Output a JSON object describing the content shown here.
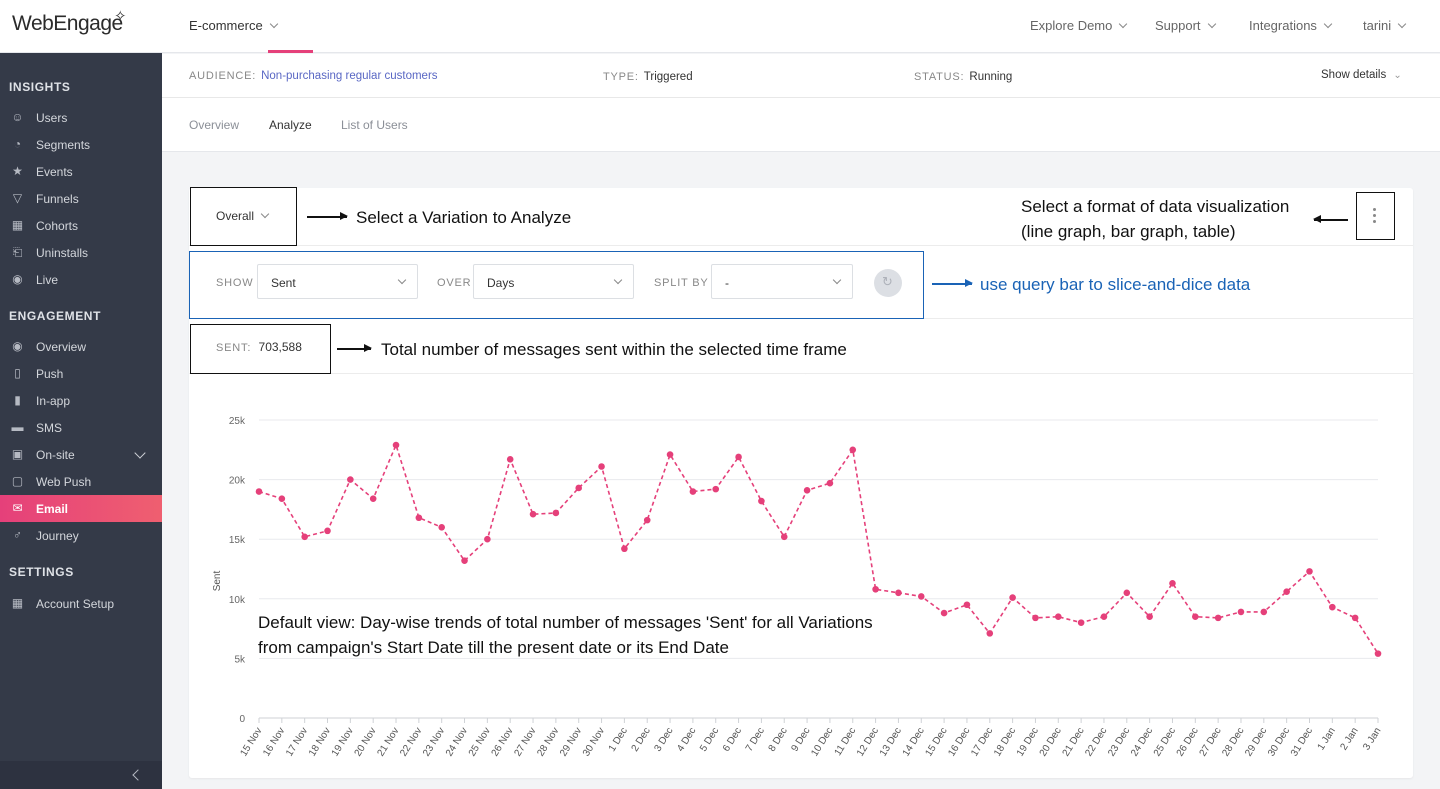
{
  "app": {
    "logo": "WebEngage",
    "project": "E-commerce",
    "nav": [
      {
        "label": "Explore Demo",
        "x": 1030
      },
      {
        "label": "Support",
        "x": 1155
      },
      {
        "label": "Integrations",
        "x": 1249
      },
      {
        "label": "tarini",
        "x": 1363
      }
    ]
  },
  "sidebar": {
    "sections": {
      "insights": "INSIGHTS",
      "engagement": "ENGAGEMENT",
      "settings": "SETTINGS"
    },
    "insights": [
      "Users",
      "Segments",
      "Events",
      "Funnels",
      "Cohorts",
      "Uninstalls",
      "Live"
    ],
    "engagement": [
      "Overview",
      "Push",
      "In-app",
      "SMS",
      "On-site",
      "Web Push",
      "Email",
      "Journey"
    ],
    "settings": [
      "Account Setup"
    ],
    "active": "Email"
  },
  "campaign": {
    "audience_label": "AUDIENCE:",
    "audience": "Non-purchasing regular customers",
    "type_label": "TYPE:",
    "type": "Triggered",
    "status_label": "STATUS:",
    "status": "Running",
    "show_details": "Show details"
  },
  "tabs": {
    "overview": "Overview",
    "analyze": "Analyze",
    "list_of_users": "List of Users"
  },
  "analysis": {
    "variation": "Overall",
    "show_label": "SHOW",
    "show_value": "Sent",
    "over_label": "OVER",
    "over_value": "Days",
    "split_label": "SPLIT BY",
    "split_value": "-",
    "sent_label": "SENT:",
    "sent_value": "703,588"
  },
  "annotations": {
    "variation": "Select a Variation to Analyze",
    "format_line1": "Select a format of data visualization",
    "format_line2": "(line graph, bar graph, table)",
    "query": "use query bar to slice-and-dice data",
    "sent": "Total number of messages sent within the selected time frame",
    "default_line1": "Default view: Day-wise trends of total number of messages 'Sent' for all Variations",
    "default_line2": "from campaign's Start Date till the present date or its End Date"
  },
  "colors": {
    "accent": "#e5407a",
    "sidebar": "#343a48",
    "annotation_blue": "#1a63b6"
  },
  "chart_data": {
    "type": "line",
    "ylabel": "Sent",
    "ylim": [
      0,
      25000
    ],
    "yticks": [
      "0",
      "5k",
      "10k",
      "15k",
      "20k",
      "25k"
    ],
    "grid": true,
    "series": [
      {
        "values": [
          19000,
          18400,
          15200,
          15700,
          20000,
          18400,
          22900,
          16800,
          16000,
          13200,
          15000,
          21700,
          17100,
          17200,
          19300,
          21100,
          14200,
          16600,
          22100,
          19000,
          19200,
          21900,
          18200,
          15200,
          19100,
          19700,
          22500,
          10800,
          10500,
          10200,
          8800,
          9500,
          7100,
          10100,
          8400,
          8500,
          8000,
          8500,
          10500,
          8500,
          11300,
          8500,
          8400,
          8900,
          8900,
          10600,
          12300,
          9300,
          8400,
          5400
        ]
      }
    ],
    "categories": [
      "15 Nov",
      "16 Nov",
      "17 Nov",
      "18 Nov",
      "19 Nov",
      "20 Nov",
      "21 Nov",
      "22 Nov",
      "23 Nov",
      "24 Nov",
      "25 Nov",
      "26 Nov",
      "27 Nov",
      "28 Nov",
      "29 Nov",
      "30 Nov",
      "1 Dec",
      "2 Dec",
      "3 Dec",
      "4 Dec",
      "5 Dec",
      "6 Dec",
      "7 Dec",
      "8 Dec",
      "9 Dec",
      "10 Dec",
      "11 Dec",
      "12 Dec",
      "13 Dec",
      "14 Dec",
      "15 Dec",
      "16 Dec",
      "17 Dec",
      "18 Dec",
      "19 Dec",
      "20 Dec",
      "21 Dec",
      "22 Dec",
      "23 Dec",
      "24 Dec",
      "25 Dec",
      "26 Dec",
      "27 Dec",
      "28 Dec",
      "29 Dec",
      "30 Dec",
      "31 Dec",
      "1 Jan",
      "2 Jan",
      "3 Jan"
    ]
  }
}
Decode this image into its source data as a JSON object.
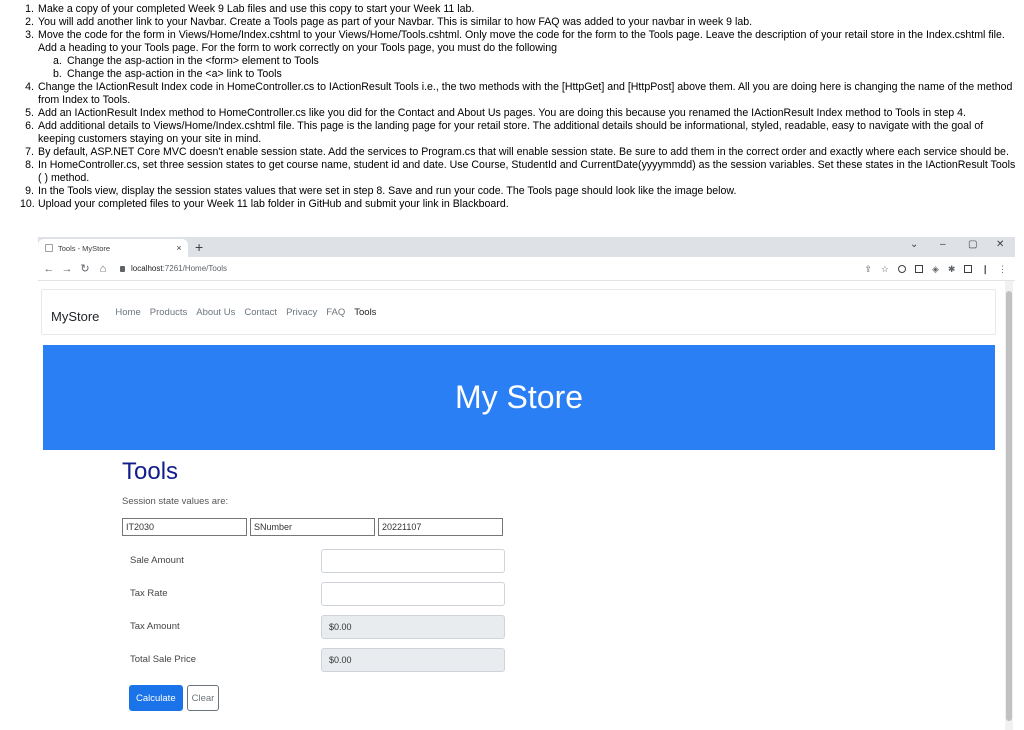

_Exercise goal_: Without including any picture, repeat the data exactly.

_Written answer_:
Output a JSON object describing the content shown here.
{
  "app": {
    "logo": "WebEngage",
    "project": "E-commerce",
    "nav": [
      {
        "label": "Explore Demo",
        "x": 1030
      },
      {
        "label": "Support",
        "x": 1155
      },
      {
        "label": "Integrations",
        "x": 1249
      },
      {
        "label": "tarini",
        "x": 1363
      }
    ]
  },
  "sidebar": {
    "sections": {
      "insights": "INSIGHTS",
      "engagement": "ENGAGEMENT",
      "settings": "SETTINGS"
    },
    "insights": [
      "Users",
      "Segments",
      "Events",
      "Funnels",
      "Cohorts",
      "Uninstalls",
      "Live"
    ],
    "engagement": [
      "Overview",
      "Push",
      "In-app",
      "SMS",
      "On-site",
      "Web Push",
      "Email",
      "Journey"
    ],
    "settings": [
      "Account Setup"
    ],
    "active": "Email"
  },
  "campaign": {
    "audience_label": "AUDIENCE:",
    "audience": "Non-purchasing regular customers",
    "type_label": "TYPE:",
    "type": "Triggered",
    "status_label": "STATUS:",
    "status": "Running",
    "show_details": "Show details"
  },
  "tabs": {
    "overview": "Overview",
    "analyze": "Analyze",
    "list_of_users": "List of Users"
  },
  "analysis": {
    "variation": "Overall",
    "show_label": "SHOW",
    "show_value": "Sent",
    "over_label": "OVER",
    "over_value": "Days",
    "split_label": "SPLIT BY",
    "split_value": "-",
    "sent_label": "SENT:",
    "sent_value": "703,588"
  },
  "annotations": {
    "variation": "Select a Variation to Analyze",
    "format_line1": "Select a format of data visualization",
    "format_line2": "(line graph, bar graph, table)",
    "query": "use query bar to slice-and-dice data",
    "sent": "Total number of messages sent within the selected time frame",
    "default_line1": "Default view: Day-wise trends of total number of messages 'Sent' for all Variations",
    "default_line2": "from campaign's Start Date till the present date or its End Date"
  },
  "colors": {
    "accent": "#e5407a",
    "sidebar": "#343a48",
    "annotation_blue": "#1a63b6"
  },
  "chart_data": {
    "type": "line",
    "ylabel": "Sent",
    "ylim": [
      0,
      25000
    ],
    "yticks": [
      "0",
      "5k",
      "10k",
      "15k",
      "20k",
      "25k"
    ],
    "grid": true,
    "series": [
      {
        "values": [
          19000,
          18400,
          15200,
          15700,
          20000,
          18400,
          22900,
          16800,
          16000,
          13200,
          15000,
          21700,
          17100,
          17200,
          19300,
          21100,
          14200,
          16600,
          22100,
          19000,
          19200,
          21900,
          18200,
          15200,
          19100,
          19700,
          22500,
          10800,
          10500,
          10200,
          8800,
          9500,
          7100,
          10100,
          8400,
          8500,
          8000,
          8500,
          10500,
          8500,
          11300,
          8500,
          8400,
          8900,
          8900,
          10600,
          12300,
          9300,
          8400,
          5400
        ]
      }
    ],
    "categories": [
      "15 Nov",
      "16 Nov",
      "17 Nov",
      "18 Nov",
      "19 Nov",
      "20 Nov",
      "21 Nov",
      "22 Nov",
      "23 Nov",
      "24 Nov",
      "25 Nov",
      "26 Nov",
      "27 Nov",
      "28 Nov",
      "29 Nov",
      "30 Nov",
      "1 Dec",
      "2 Dec",
      "3 Dec",
      "4 Dec",
      "5 Dec",
      "6 Dec",
      "7 Dec",
      "8 Dec",
      "9 Dec",
      "10 Dec",
      "11 Dec",
      "12 Dec",
      "13 Dec",
      "14 Dec",
      "15 Dec",
      "16 Dec",
      "17 Dec",
      "18 Dec",
      "19 Dec",
      "20 Dec",
      "21 Dec",
      "22 Dec",
      "23 Dec",
      "24 Dec",
      "25 Dec",
      "26 Dec",
      "27 Dec",
      "28 Dec",
      "29 Dec",
      "30 Dec",
      "31 Dec",
      "1 Jan",
      "2 Jan",
      "3 Jan"
    ]
  }
}
Decode this image into its source data as a JSON object.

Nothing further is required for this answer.